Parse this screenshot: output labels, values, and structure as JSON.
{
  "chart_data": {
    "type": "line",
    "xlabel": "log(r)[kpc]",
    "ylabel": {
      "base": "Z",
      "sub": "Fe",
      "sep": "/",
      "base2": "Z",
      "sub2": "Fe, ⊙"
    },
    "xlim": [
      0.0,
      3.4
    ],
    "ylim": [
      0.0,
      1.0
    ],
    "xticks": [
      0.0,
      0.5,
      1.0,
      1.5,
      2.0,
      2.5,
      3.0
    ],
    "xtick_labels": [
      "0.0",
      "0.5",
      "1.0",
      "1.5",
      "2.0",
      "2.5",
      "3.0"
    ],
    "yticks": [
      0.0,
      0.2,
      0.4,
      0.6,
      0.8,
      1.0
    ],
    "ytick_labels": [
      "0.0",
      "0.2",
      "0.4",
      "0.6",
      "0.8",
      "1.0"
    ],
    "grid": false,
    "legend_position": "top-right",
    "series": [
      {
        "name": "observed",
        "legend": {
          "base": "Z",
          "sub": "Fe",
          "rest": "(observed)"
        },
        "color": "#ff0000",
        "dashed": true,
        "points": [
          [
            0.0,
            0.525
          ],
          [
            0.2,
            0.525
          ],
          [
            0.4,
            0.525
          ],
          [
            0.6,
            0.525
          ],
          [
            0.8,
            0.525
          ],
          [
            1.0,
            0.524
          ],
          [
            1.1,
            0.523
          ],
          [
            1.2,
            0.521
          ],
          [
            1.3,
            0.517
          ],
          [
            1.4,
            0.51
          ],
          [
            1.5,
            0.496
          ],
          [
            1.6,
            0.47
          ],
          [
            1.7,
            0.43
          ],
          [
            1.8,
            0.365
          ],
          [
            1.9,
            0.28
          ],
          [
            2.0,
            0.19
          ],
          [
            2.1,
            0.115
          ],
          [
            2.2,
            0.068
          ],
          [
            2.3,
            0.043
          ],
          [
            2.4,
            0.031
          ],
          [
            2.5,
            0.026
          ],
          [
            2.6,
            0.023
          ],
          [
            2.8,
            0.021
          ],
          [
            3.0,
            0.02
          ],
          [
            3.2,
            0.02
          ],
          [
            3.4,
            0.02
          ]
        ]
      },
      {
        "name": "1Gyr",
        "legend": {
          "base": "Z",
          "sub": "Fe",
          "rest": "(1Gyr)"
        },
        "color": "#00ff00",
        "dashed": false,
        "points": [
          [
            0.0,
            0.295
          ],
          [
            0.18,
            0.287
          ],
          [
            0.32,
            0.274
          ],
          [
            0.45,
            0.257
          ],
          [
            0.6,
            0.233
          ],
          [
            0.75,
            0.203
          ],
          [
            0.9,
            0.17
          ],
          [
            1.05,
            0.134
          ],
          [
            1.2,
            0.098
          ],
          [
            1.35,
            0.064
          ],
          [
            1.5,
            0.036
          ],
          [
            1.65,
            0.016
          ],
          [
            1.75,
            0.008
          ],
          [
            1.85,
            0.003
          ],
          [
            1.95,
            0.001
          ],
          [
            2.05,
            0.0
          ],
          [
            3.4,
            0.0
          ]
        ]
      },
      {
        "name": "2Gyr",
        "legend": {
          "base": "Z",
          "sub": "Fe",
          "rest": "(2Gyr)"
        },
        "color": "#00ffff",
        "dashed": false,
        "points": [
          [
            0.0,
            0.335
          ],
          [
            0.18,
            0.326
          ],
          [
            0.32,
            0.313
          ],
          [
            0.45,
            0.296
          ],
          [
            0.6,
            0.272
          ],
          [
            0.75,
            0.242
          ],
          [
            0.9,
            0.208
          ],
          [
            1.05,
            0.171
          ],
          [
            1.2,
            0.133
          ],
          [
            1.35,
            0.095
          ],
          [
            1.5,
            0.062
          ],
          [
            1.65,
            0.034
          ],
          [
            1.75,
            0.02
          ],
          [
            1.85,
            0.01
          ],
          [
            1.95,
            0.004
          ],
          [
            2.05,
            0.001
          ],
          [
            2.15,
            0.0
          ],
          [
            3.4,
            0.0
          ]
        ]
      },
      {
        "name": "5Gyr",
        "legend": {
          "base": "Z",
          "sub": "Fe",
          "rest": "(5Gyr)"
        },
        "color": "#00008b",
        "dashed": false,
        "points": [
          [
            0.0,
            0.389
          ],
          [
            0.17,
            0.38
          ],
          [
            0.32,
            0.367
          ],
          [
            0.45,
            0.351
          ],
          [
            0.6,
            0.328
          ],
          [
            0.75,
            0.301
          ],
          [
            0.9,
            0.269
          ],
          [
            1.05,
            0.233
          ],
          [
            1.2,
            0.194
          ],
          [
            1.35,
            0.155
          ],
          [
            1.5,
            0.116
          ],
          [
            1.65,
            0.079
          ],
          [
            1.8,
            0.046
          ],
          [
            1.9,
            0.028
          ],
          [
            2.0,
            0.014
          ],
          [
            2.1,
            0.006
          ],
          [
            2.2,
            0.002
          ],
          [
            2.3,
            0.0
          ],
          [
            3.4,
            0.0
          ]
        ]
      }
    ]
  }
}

■ **Stated exercise**
Pick out the lines containing the string "rest".

■ **Full output**
          "rest": "(observed)"
          "rest": "(1Gyr)"
          "rest": "(2Gyr)"
          "rest": "(5Gyr)"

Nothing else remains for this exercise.